Stored items
□ □ □

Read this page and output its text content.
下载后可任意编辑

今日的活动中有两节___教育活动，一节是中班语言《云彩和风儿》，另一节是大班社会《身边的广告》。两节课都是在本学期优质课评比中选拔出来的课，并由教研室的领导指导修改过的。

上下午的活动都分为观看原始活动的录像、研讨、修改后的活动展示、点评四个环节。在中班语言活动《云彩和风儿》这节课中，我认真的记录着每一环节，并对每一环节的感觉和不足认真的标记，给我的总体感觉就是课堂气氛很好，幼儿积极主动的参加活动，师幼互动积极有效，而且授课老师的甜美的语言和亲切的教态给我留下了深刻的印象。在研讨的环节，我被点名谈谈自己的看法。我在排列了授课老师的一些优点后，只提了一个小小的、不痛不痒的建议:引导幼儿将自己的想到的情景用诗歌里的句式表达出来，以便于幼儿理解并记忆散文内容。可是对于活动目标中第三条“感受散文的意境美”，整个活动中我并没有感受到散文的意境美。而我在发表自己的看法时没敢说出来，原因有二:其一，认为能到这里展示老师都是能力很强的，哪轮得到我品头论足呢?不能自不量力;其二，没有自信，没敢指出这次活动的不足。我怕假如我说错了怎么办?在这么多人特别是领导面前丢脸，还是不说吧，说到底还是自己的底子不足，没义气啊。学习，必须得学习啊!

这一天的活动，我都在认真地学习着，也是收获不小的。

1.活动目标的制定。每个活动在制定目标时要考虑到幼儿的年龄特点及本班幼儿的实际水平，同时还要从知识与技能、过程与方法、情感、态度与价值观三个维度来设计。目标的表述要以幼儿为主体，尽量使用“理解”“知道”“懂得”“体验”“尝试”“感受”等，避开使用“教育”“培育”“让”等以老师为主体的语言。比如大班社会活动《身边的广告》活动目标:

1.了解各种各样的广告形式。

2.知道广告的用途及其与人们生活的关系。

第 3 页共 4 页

□ □ □

— Prompt —
Please reproduce the entire listing, exactly as shown.

— Response to this exercise —
Read this page and output its text content.
下载后可任意编辑

今日的活动中有两节___教育活动，一节是中班语言《云彩和风儿》，另一节是大班社会《身边的广告》。两节课都是在本学期优质课评比中选拔出来的课，并由教研室的领导指导修改过的。

上下午的活动都分为观看原始活动的录像、研讨、修改后的活动展示、点评四个环节。在中班语言活动《云彩和风儿》这节课中，我认真的记录着每一环节，并对每一环节的感觉和不足认真的标记，给我的总体感觉就是课堂气氛很好，幼儿积极主动的参加活动，师幼互动积极有效，而且授课老师的甜美的语言和亲切的教态给我留下了深刻的印象。在研讨的环节，我被点名谈谈自己的看法。我在排列了授课老师的一些优点后，只提了一个小小的、不痛不痒的建议:引导幼儿将自己的想到的情景用诗歌里的句式表达出来，以便于幼儿理解并记忆散文内容。可是对于活动目标中第三条“感受散文的意境美”，整个活动中我并没有感受到散文的意境美。而我在发表自己的看法时没敢说出来，原因有二:其一，认为能到这里展示老师都是能力很强的，哪轮得到我品头论足呢?不能自不量力;其二，没有自信，没敢指出这次活动的不足。我怕假如我说错了怎么办?在这么多人特别是领导面前丢脸，还是不说吧，说到底还是自己的底子不足，没义气啊。学习，必须得学习啊!

这一天的活动，我都在认真地学习着，也是收获不小的。

1.活动目标的制定。每个活动在制定目标时要考虑到幼儿的年龄特点及本班幼儿的实际水平，同时还要从知识与技能、过程与方法、情感、态度与价值观三个维度来设计。目标的表述要以幼儿为主体，尽量使用“理解”“知道”“懂得”“体验”“尝试”“感受”等，避开使用“教育”“培育”“让”等以老师为主体的语言。比如大班社会活动《身边的广告》活动目标:

1.了解各种各样的广告形式。

2.知道广告的用途及其与人们生活的关系。

第 3 页共 4 页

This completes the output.